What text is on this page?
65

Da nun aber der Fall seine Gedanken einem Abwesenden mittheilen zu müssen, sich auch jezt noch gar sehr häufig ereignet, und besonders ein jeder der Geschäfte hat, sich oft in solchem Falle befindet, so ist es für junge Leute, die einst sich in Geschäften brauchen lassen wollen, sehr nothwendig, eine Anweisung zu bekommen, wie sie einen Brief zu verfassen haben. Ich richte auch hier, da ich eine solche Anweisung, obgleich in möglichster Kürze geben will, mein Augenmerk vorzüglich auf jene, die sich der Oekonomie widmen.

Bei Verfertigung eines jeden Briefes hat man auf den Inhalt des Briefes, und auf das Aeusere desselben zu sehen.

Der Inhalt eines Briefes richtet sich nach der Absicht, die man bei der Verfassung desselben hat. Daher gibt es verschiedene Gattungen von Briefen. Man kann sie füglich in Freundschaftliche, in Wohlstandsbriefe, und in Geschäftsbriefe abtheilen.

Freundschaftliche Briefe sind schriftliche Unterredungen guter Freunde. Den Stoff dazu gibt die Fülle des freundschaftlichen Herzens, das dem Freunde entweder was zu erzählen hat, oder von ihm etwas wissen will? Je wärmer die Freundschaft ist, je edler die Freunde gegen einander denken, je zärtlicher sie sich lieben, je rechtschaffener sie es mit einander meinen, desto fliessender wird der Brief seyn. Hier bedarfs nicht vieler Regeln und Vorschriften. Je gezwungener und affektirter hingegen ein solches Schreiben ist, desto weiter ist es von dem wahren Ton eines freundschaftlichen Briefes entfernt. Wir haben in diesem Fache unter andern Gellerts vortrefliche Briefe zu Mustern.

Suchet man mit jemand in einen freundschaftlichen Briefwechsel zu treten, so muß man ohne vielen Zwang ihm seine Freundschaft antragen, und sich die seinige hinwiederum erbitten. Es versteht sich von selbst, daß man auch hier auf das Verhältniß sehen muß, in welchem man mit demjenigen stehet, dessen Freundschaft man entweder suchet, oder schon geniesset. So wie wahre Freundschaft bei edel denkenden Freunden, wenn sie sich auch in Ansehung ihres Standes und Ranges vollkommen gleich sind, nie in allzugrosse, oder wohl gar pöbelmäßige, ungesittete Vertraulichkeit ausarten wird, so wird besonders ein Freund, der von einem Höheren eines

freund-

## GIVEN INSTRUCTION
All the data must be duplicated exactly, with nothing added or removed.

## SOLUTION BELOW
What text is on this page?
65

Da nun aber der Fall seine Gedanken einem Abwesenden mittheilen zu müssen, sich auch jezt noch gar sehr häufig ereignet, und besonders ein jeder der Geschäfte hat, sich oft in solchem Falle befindet, so ist es für junge Leute, die einst sich in Geschäften brauchen lassen wollen, sehr nothwendig, eine Anweisung zu bekommen, wie sie einen Brief zu verfassen haben. Ich richte auch hier, da ich eine solche Anweisung, obgleich in möglichster Kürze geben will, mein Augenmerk vorzüglich auf jene, die sich der Oekonomie widmen.

Bei Verfertigung eines jeden Briefes hat man auf den Inhalt des Briefes, und auf das Aeusere desselben zu sehen.

Der Inhalt eines Briefes richtet sich nach der Absicht, die man bei der Verfassung desselben hat. Daher gibt es verschiedene Gattungen von Briefen. Man kann sie füglich in Freundschaftliche, in Wohlstandsbriefe, und in Geschäftsbriefe abtheilen.

Freundschaftliche Briefe sind schriftliche Unterredungen guter Freunde. Den Stoff dazu gibt die Fülle des freundschaftlichen Herzens, das dem Freunde entweder was zu erzählen hat, oder von ihm etwas wissen will? Je wärmer die Freundschaft ist, je edler die Freunde gegen einander denken, je zärtlicher sie sich lieben, je rechtschaffener sie es mit einander meinen, desto fliessender wird der Brief seyn. Hier bedarfs nicht vieler Regeln und Vorschriften. Je gezwungener und affektirter hingegen ein solches Schreiben ist, desto weiter ist es von dem wahren Ton eines freundschaftlichen Briefes entfernt. Wir haben in diesem Fache unter andern Gellerts vortrefliche Briefe zu Mustern.

Suchet man mit jemand in einen freundschaftlichen Briefwechsel zu treten, so muß man ohne vielen Zwang ihm seine Freundschaft antragen, und sich die seinige hinwiederum erbitten. Es versteht sich von selbst, daß man auch hier auf das Verhältniß sehen muß, in welchem man mit demjenigen stehet, dessen Freundschaft man entweder suchet, oder schon geniesset. So wie wahre Freundschaft bei edel denkenden Freunden, wenn sie sich auch in Ansehung ihres Standes und Ranges vollkommen gleich sind, nie in allzugrosse, oder wohl gar pöbelmäßige, ungesittete Vertraulichkeit ausarten wird, so wird besonders ein Freund, der von einem Höheren eines

freund-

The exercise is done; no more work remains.